### Data supplied

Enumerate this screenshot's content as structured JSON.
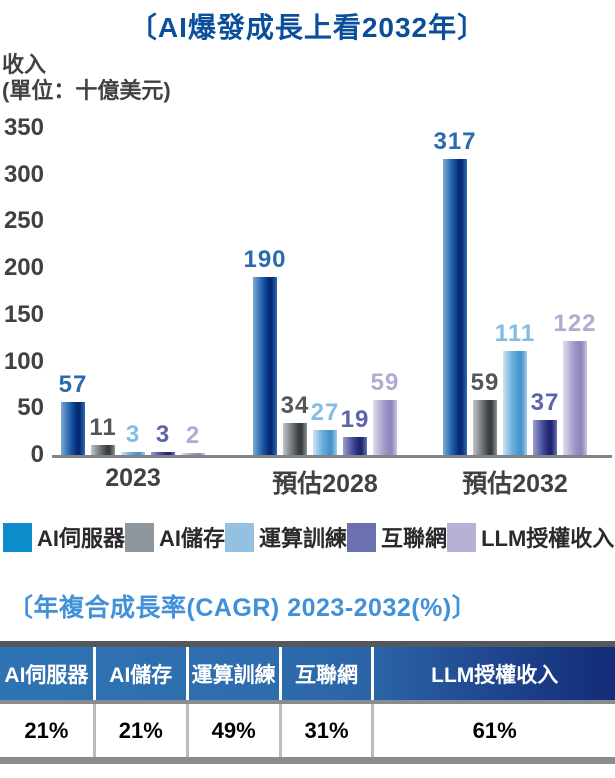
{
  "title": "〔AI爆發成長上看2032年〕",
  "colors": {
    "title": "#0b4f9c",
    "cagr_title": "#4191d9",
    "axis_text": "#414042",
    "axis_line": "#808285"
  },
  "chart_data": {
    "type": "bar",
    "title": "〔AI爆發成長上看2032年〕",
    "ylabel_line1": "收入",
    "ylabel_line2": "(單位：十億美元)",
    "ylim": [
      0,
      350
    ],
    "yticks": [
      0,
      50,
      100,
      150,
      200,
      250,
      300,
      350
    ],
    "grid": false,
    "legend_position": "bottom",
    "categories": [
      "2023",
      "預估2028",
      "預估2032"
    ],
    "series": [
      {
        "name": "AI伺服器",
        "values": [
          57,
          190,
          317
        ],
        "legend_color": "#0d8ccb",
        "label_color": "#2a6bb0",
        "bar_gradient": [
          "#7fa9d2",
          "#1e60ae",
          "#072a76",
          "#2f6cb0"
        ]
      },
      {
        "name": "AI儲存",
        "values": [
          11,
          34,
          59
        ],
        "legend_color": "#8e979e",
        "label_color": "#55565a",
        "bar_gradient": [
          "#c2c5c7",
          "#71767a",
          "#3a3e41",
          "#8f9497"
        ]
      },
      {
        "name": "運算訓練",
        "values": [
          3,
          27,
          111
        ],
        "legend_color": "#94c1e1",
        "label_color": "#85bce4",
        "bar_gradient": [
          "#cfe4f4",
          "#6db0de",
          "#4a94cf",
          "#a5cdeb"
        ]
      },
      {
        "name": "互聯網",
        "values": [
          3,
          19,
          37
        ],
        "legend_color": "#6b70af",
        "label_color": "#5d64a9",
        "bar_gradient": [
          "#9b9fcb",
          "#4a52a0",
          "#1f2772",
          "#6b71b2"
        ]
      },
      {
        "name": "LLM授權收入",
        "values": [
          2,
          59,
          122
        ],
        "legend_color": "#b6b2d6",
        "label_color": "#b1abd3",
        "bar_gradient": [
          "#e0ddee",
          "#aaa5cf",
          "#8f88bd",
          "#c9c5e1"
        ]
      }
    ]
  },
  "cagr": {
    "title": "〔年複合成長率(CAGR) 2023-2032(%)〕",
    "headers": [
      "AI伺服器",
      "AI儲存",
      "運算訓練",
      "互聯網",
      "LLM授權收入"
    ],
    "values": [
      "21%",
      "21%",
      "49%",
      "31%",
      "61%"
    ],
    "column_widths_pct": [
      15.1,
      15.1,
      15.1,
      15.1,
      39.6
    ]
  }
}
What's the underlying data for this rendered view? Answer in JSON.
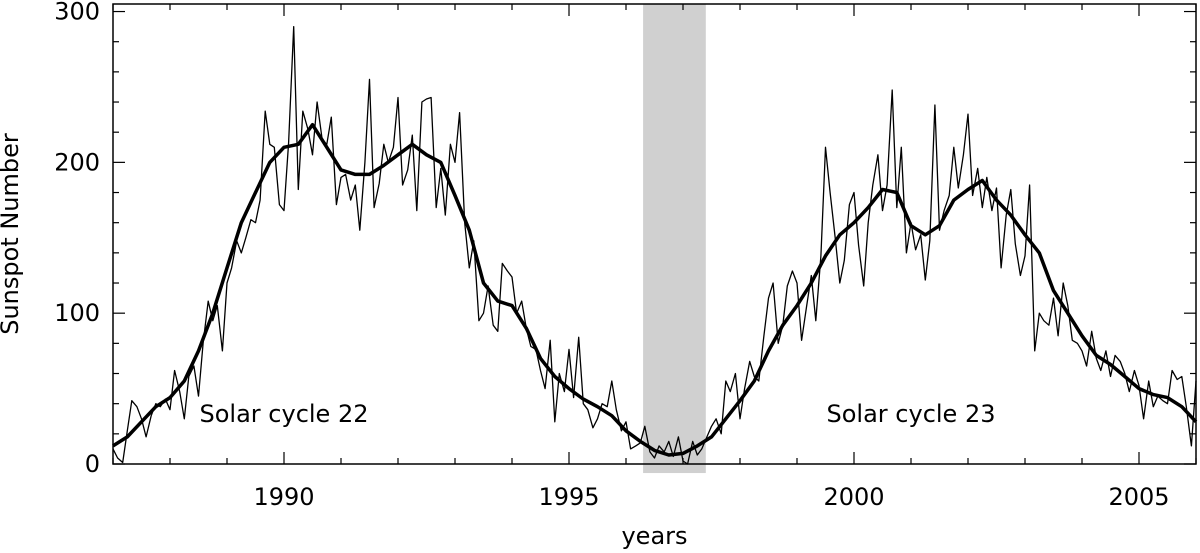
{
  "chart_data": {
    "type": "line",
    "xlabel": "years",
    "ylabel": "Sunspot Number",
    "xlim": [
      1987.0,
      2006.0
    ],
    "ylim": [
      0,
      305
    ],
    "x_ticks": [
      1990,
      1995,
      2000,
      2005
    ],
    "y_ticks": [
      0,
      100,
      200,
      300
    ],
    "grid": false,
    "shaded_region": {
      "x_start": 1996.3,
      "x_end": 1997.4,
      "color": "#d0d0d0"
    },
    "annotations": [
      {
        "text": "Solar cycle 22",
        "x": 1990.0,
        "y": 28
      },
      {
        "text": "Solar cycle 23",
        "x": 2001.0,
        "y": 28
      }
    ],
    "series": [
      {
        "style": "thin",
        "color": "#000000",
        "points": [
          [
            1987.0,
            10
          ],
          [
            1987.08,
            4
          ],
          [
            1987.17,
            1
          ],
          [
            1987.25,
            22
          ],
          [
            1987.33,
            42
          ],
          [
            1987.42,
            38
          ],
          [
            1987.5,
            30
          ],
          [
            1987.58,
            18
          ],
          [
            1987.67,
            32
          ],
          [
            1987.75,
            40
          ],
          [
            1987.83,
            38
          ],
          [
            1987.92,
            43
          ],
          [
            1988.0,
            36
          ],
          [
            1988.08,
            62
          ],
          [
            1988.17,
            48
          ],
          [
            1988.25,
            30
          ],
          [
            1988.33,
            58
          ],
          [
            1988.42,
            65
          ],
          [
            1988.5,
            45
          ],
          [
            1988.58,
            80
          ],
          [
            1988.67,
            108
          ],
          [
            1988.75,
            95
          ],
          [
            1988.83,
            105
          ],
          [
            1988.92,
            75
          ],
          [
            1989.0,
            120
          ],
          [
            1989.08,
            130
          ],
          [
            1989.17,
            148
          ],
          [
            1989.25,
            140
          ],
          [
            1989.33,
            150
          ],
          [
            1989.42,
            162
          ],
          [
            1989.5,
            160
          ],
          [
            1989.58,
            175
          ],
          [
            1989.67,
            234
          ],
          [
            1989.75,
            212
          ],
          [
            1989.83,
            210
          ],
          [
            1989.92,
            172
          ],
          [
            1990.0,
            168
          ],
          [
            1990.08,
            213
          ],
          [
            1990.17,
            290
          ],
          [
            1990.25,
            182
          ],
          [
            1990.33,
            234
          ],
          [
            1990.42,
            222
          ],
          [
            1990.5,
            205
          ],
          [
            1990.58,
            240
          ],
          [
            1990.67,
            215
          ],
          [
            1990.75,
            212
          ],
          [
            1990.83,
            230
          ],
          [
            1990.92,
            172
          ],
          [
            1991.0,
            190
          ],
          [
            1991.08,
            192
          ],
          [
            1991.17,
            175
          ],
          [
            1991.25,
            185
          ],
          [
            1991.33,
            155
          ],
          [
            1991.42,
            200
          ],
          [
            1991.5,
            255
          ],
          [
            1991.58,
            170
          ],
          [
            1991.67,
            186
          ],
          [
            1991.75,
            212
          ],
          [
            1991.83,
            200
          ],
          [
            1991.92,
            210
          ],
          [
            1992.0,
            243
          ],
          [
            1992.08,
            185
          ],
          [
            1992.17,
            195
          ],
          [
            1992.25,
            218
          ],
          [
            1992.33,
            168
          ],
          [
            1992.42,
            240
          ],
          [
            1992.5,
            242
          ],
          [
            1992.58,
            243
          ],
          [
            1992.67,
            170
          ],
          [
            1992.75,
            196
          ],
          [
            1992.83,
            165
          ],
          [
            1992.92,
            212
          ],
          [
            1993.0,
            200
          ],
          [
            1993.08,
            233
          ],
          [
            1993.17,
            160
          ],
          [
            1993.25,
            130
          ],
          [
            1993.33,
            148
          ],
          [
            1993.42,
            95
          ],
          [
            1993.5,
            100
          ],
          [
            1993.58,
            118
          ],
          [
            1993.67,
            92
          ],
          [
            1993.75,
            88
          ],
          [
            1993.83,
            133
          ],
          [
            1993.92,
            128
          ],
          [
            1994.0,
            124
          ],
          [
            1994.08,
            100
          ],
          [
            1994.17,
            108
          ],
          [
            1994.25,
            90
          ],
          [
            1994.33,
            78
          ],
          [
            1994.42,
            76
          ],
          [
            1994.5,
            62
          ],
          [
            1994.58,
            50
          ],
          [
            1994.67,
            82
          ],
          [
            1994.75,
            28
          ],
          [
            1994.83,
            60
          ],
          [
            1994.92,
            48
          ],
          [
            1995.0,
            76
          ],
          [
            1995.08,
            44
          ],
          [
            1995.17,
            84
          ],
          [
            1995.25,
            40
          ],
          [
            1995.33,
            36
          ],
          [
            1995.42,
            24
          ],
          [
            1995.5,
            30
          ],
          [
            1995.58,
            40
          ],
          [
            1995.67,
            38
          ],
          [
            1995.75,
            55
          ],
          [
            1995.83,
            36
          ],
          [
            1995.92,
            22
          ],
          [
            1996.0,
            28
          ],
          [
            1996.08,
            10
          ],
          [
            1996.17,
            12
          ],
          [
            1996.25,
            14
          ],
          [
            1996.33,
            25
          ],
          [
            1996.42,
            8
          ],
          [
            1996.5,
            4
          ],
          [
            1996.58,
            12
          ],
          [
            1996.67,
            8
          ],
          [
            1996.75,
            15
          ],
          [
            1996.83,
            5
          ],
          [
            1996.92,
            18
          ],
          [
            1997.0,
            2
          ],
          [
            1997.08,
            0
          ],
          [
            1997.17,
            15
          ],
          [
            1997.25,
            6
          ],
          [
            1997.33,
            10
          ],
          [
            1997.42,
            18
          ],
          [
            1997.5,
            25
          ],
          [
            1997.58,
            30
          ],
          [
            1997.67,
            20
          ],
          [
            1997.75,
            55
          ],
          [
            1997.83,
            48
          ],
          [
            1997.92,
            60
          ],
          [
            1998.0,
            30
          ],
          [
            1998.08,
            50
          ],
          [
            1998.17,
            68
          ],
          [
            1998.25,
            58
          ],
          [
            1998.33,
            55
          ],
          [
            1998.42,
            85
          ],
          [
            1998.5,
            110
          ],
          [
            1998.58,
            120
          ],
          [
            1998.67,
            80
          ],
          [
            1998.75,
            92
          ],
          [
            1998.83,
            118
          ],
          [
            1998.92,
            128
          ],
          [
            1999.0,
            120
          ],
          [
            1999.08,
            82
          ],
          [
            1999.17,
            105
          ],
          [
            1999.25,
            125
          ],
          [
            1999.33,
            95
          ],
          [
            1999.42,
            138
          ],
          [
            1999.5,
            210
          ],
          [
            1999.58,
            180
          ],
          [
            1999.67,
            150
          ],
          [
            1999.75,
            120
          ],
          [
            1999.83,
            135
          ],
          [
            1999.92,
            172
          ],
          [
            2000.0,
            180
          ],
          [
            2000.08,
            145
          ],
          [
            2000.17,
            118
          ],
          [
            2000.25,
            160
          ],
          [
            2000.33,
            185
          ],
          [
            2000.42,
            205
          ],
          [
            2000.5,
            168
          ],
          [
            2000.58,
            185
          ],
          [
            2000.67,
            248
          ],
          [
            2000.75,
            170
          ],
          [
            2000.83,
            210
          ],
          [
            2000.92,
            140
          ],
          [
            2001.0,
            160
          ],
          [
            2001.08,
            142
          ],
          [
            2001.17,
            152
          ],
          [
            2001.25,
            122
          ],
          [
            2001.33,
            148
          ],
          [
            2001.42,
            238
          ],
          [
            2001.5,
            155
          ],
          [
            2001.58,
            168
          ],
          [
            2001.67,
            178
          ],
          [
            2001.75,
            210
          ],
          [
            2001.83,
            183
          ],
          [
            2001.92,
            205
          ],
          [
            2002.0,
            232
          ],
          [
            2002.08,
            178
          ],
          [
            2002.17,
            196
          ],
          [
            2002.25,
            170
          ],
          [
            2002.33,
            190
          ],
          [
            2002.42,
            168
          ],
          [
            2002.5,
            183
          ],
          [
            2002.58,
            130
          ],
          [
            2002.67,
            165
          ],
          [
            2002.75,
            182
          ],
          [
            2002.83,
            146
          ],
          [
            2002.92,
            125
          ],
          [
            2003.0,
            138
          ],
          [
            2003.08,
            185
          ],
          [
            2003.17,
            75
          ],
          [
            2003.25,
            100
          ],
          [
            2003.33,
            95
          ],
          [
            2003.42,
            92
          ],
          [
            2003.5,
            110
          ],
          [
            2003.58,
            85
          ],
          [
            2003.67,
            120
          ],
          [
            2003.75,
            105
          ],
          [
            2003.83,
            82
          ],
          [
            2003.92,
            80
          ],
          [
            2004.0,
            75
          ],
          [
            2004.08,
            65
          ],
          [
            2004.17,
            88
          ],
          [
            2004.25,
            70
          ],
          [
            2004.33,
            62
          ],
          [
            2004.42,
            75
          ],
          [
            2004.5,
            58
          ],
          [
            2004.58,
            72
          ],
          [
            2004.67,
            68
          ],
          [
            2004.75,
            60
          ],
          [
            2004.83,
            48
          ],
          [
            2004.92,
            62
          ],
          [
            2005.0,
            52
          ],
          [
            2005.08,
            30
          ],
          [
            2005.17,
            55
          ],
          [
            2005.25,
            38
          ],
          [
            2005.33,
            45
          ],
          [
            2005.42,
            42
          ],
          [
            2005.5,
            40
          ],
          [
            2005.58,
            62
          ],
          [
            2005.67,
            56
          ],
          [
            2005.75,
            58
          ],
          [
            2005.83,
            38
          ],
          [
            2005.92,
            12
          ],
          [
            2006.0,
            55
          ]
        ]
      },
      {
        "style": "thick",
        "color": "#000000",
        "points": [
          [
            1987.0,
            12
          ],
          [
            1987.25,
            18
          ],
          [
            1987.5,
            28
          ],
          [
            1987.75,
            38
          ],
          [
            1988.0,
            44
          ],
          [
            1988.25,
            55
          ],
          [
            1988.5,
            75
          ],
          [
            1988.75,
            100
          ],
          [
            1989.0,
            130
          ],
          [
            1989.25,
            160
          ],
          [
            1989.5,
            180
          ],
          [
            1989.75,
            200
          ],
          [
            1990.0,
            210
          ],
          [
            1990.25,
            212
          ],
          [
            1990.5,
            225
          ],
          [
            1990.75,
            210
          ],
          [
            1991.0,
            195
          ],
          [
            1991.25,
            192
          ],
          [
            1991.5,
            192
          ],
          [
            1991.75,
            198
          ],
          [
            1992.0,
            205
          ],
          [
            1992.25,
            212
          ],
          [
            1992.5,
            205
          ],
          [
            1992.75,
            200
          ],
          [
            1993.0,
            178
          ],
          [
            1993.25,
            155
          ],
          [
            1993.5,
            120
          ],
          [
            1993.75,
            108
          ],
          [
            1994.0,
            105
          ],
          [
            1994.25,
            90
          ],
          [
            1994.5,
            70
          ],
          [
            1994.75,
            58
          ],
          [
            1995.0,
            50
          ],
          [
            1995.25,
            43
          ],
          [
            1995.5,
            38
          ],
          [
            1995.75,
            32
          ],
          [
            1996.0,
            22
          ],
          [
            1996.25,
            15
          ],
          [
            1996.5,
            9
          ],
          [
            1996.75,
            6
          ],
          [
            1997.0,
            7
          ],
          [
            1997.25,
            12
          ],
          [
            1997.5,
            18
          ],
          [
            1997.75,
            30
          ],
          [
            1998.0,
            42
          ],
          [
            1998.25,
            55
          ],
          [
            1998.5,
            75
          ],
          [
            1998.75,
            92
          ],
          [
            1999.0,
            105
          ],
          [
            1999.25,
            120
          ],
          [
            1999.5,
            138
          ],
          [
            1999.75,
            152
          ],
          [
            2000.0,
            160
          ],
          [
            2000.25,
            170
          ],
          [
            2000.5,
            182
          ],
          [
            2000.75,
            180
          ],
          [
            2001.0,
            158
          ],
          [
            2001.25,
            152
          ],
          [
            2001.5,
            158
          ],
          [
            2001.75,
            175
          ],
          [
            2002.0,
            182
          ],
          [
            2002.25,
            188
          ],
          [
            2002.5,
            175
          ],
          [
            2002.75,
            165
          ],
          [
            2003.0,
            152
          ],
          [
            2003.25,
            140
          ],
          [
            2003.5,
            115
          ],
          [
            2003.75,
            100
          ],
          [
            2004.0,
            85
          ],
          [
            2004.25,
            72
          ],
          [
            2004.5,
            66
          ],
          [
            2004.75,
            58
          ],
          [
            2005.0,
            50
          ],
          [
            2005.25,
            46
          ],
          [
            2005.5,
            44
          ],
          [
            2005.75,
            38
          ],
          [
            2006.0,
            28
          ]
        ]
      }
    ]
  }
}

### The request
Tally the lines that hold the string "Solar" and state the total, nothing more.

### Reply
2